- [Challenge]: Working from the material below, print the lines from the line holding "Extract the structured" through its final line, inclusive, exactly and with nothing else; pictures are excluded.

- [Extracted records]:
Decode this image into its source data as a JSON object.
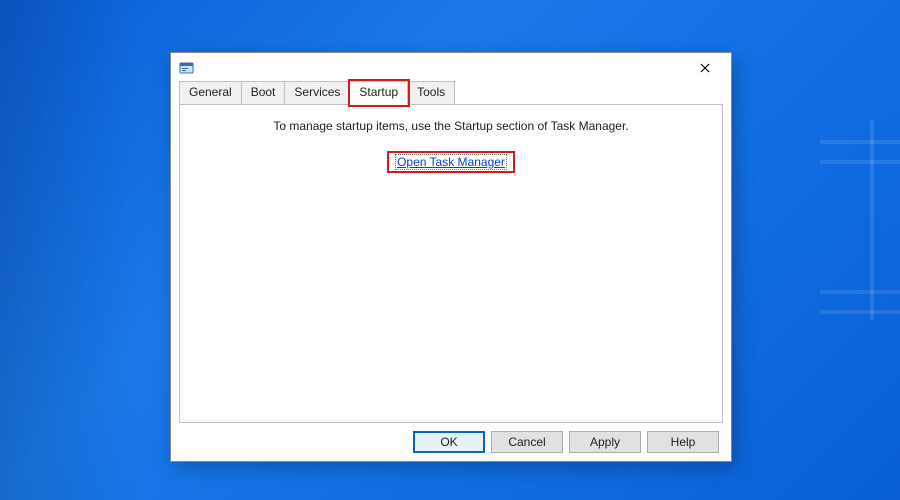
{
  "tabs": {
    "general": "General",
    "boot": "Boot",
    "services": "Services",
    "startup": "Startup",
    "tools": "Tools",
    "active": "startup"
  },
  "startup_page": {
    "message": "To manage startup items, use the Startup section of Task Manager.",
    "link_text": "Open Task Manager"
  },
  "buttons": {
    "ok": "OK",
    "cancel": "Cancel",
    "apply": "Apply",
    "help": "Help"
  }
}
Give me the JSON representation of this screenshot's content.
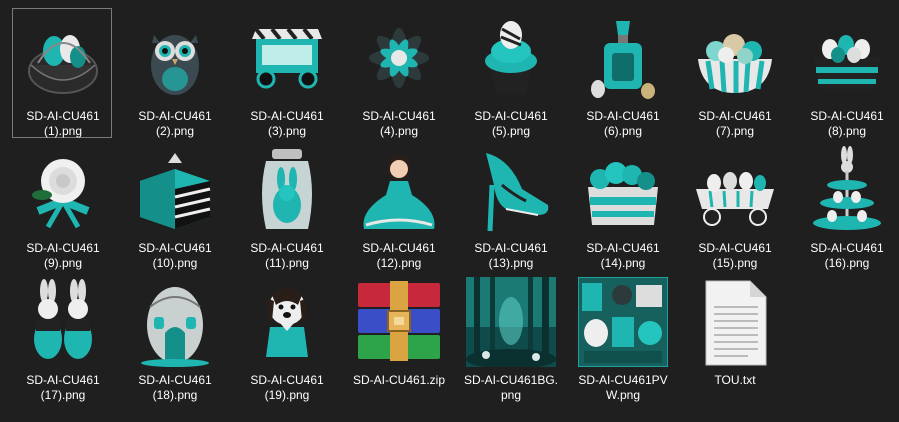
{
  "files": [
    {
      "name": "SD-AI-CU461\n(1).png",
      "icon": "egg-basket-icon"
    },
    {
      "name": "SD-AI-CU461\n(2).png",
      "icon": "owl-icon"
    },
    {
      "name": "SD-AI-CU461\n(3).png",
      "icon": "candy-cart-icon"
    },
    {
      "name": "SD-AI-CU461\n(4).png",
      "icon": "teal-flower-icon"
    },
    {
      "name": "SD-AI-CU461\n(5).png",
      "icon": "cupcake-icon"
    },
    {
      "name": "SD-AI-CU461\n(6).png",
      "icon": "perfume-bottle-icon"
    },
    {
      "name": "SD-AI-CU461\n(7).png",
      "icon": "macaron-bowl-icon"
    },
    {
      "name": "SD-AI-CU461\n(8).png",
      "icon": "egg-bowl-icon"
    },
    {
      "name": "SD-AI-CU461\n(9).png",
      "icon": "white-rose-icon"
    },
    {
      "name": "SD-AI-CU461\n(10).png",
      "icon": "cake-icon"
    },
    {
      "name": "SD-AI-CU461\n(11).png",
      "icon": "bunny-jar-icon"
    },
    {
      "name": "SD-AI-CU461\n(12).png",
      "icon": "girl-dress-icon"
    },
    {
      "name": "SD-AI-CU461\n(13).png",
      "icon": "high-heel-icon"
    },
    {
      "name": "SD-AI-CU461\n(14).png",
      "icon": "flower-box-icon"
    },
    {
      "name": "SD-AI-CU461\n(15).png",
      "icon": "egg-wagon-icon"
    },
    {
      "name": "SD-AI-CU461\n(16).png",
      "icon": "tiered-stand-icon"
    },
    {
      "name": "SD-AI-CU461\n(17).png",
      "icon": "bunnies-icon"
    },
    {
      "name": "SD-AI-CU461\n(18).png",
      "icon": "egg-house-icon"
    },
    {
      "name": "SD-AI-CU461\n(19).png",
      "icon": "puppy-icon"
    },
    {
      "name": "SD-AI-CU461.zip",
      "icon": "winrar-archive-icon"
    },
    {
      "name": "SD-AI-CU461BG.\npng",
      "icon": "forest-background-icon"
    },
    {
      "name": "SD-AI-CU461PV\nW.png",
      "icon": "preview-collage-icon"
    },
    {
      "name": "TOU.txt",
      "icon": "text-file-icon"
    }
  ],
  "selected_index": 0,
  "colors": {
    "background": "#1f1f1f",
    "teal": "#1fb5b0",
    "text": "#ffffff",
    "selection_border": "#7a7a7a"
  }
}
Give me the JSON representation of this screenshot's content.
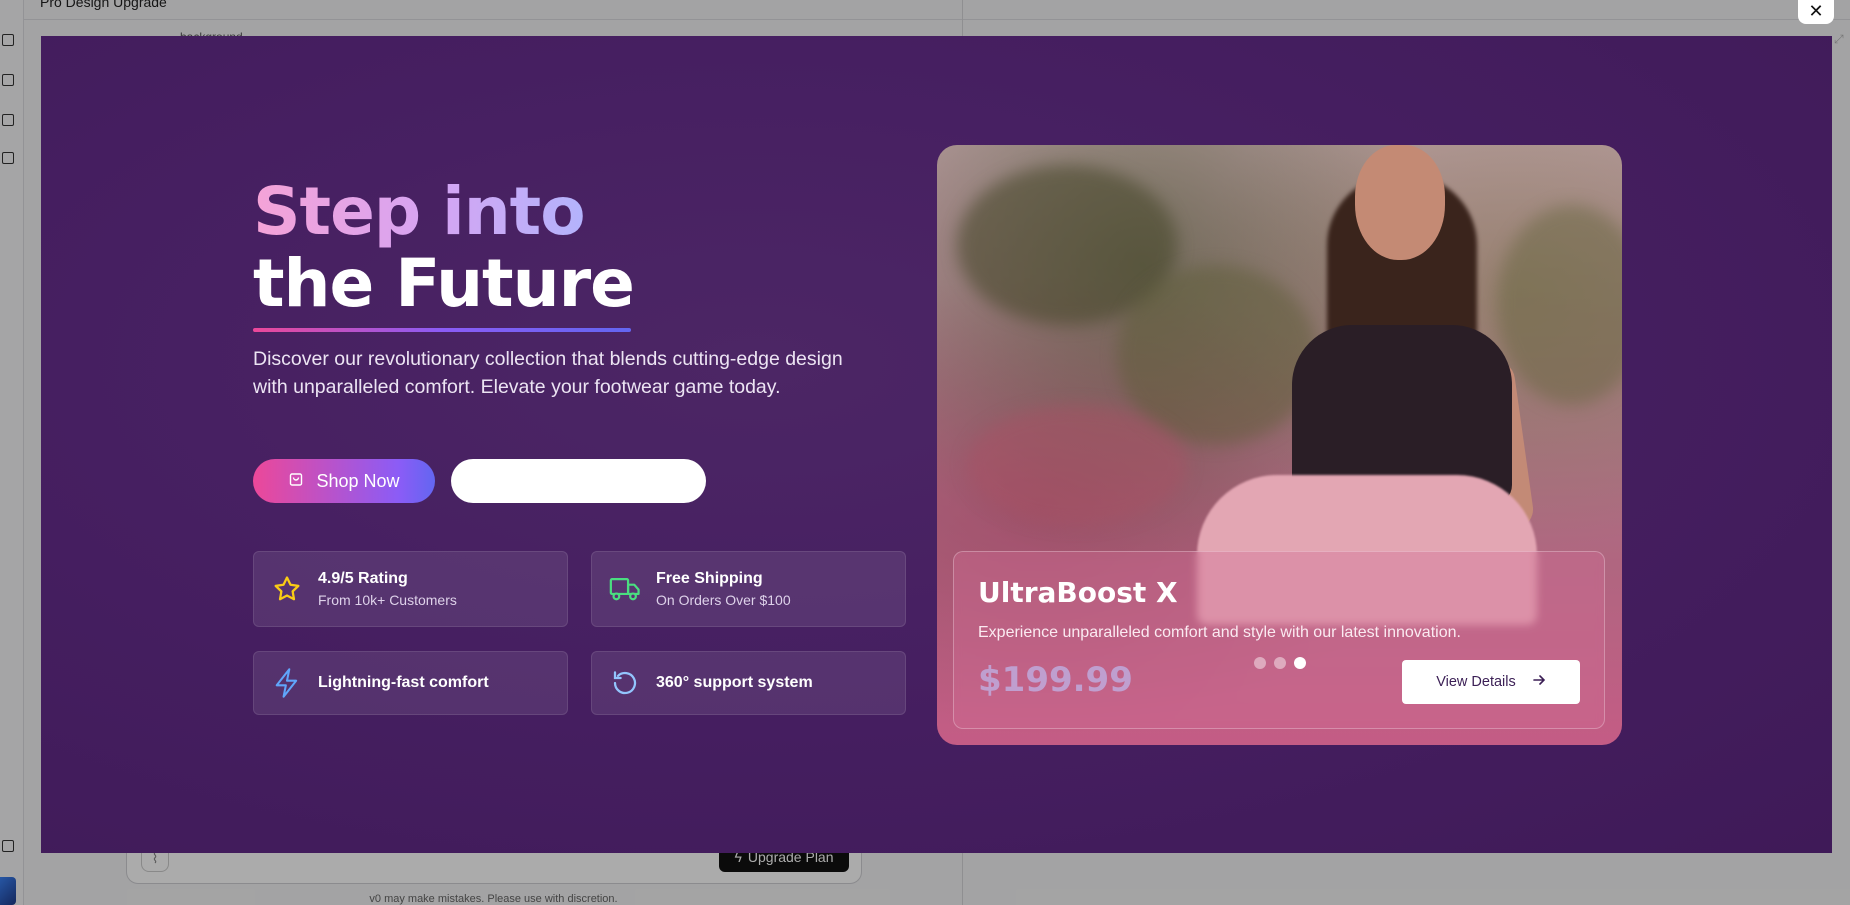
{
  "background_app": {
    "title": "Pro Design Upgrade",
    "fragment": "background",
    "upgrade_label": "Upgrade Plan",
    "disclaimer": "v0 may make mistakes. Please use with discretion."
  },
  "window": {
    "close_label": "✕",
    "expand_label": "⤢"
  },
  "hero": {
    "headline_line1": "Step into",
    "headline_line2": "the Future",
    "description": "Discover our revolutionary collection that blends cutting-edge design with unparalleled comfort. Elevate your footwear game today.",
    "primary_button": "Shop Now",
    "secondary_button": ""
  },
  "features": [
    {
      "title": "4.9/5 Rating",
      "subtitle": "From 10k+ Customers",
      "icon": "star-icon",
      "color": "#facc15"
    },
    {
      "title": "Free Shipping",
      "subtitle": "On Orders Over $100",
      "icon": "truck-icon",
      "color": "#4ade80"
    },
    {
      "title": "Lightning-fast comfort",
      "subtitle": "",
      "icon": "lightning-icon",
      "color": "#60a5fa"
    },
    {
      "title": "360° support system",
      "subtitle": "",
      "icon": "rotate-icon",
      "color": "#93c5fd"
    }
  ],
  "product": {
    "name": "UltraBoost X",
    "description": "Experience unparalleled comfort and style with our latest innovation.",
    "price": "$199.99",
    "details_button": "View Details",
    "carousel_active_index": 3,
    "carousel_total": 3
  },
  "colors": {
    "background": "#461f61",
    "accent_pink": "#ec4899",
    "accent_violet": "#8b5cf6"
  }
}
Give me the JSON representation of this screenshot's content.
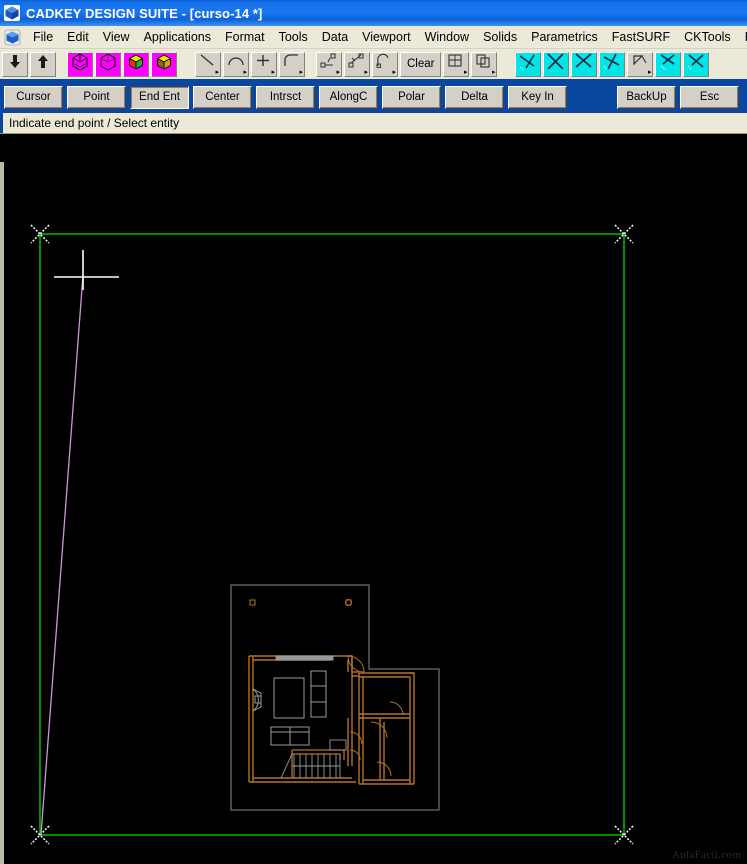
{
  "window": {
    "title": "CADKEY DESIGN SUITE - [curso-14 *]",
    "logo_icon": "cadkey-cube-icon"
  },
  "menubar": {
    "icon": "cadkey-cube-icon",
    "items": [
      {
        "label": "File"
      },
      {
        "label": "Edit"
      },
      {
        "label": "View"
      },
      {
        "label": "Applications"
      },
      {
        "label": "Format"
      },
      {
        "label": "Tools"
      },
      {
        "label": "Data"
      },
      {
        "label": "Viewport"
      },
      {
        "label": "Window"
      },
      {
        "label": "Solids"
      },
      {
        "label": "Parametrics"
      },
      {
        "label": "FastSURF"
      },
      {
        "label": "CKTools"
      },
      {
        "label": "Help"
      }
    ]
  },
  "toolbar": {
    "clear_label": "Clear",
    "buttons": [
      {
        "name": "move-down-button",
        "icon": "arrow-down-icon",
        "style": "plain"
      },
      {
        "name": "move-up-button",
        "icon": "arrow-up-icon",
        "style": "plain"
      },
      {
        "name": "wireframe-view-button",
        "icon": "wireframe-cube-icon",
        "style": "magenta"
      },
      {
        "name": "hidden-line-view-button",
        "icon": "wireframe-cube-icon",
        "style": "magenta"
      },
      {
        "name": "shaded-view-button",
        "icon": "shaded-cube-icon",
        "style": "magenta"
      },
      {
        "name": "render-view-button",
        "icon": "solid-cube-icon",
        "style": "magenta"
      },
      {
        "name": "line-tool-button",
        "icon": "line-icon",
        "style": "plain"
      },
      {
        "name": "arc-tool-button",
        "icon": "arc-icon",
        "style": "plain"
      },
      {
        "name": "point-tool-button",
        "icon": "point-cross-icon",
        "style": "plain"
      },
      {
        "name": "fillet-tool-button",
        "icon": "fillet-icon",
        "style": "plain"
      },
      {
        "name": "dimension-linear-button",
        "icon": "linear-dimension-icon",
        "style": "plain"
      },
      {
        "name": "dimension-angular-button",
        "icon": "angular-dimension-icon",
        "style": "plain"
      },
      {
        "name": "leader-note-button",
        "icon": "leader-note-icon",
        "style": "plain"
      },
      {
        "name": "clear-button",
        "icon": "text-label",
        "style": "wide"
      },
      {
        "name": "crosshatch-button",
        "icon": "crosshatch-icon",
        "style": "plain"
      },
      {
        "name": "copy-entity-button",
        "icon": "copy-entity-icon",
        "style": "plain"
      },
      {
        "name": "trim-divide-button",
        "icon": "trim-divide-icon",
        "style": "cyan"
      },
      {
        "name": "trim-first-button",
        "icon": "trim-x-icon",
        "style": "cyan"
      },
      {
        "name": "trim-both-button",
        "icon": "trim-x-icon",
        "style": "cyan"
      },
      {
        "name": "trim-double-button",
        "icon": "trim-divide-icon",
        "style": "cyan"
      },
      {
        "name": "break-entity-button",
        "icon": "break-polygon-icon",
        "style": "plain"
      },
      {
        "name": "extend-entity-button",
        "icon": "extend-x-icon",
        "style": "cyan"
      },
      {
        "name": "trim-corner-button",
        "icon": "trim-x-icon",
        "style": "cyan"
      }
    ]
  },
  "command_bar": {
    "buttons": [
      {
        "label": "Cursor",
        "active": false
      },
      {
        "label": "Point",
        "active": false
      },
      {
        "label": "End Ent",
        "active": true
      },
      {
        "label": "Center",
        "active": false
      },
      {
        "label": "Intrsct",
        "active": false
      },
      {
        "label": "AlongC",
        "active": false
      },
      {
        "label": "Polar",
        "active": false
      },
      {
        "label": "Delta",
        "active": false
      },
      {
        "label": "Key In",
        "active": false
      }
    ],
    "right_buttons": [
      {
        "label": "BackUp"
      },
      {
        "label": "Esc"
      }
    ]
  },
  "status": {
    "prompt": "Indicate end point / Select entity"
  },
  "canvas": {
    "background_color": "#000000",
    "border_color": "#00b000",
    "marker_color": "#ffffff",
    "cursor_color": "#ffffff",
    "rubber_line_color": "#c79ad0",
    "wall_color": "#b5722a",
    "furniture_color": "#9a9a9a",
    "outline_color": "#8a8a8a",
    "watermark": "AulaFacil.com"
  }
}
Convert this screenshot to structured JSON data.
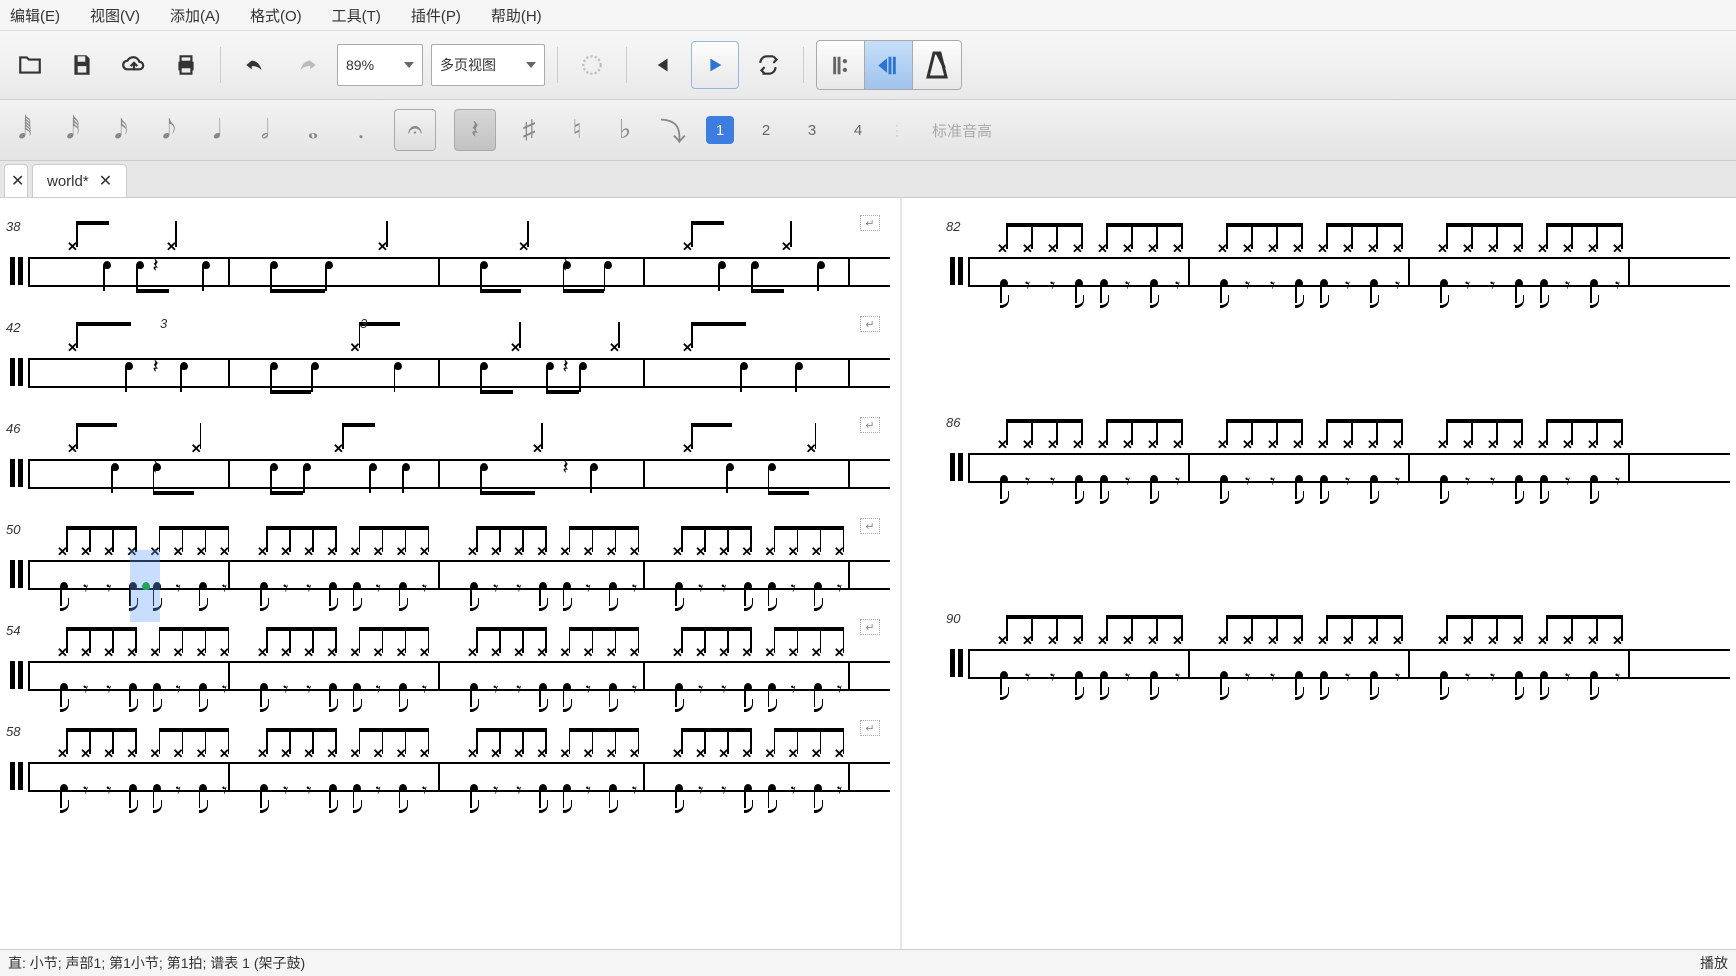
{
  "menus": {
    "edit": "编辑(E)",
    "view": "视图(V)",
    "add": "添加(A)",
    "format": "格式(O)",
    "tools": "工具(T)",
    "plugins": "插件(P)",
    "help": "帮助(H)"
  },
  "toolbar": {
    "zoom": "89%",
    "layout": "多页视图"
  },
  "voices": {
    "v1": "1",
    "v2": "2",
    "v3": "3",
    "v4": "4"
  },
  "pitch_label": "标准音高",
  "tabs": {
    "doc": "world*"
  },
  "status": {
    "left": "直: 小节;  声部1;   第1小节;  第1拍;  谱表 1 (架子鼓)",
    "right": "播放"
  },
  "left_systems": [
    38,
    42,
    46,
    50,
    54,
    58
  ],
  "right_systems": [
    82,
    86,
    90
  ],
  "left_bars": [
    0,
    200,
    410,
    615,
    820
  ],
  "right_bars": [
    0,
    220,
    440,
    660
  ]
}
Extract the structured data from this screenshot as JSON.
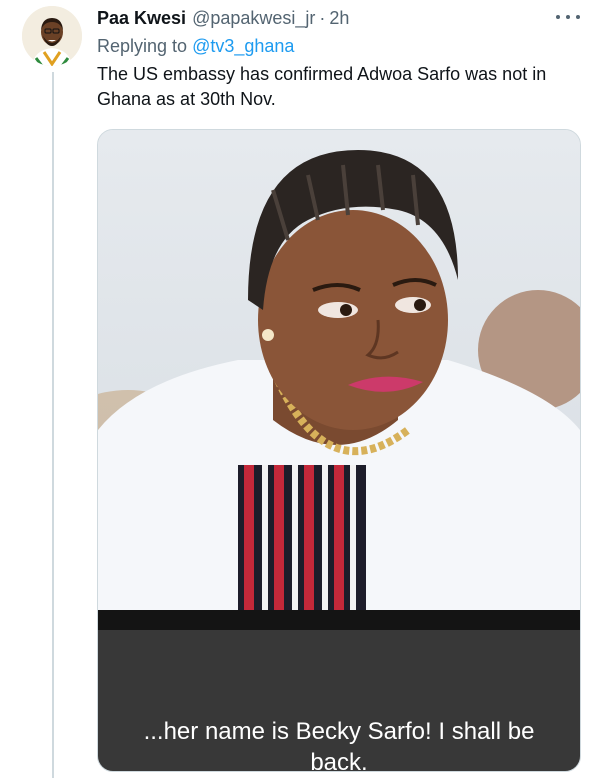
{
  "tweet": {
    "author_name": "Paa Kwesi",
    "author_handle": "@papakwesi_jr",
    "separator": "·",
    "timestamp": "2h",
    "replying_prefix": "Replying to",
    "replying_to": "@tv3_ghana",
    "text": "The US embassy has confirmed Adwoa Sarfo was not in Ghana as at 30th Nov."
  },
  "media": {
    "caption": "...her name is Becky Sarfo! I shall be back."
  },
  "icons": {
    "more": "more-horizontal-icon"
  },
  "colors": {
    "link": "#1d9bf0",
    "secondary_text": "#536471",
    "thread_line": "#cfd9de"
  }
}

- [Right answer]:
Extract the structured data from this screenshot as JSON.
{
  "tweet": {
    "author_name": "Paa Kwesi",
    "author_handle": "@papakwesi_jr",
    "separator": "·",
    "timestamp": "2h",
    "replying_prefix": "Replying to",
    "replying_to": "@tv3_ghana",
    "text": "The US embassy has confirmed Adwoa Sarfo was not in Ghana as at 30th Nov."
  },
  "media": {
    "caption": "...her name is Becky Sarfo! I shall be back."
  },
  "icons": {
    "more": "more-horizontal-icon"
  },
  "colors": {
    "link": "#1d9bf0",
    "secondary_text": "#536471",
    "thread_line": "#cfd9de"
  }
}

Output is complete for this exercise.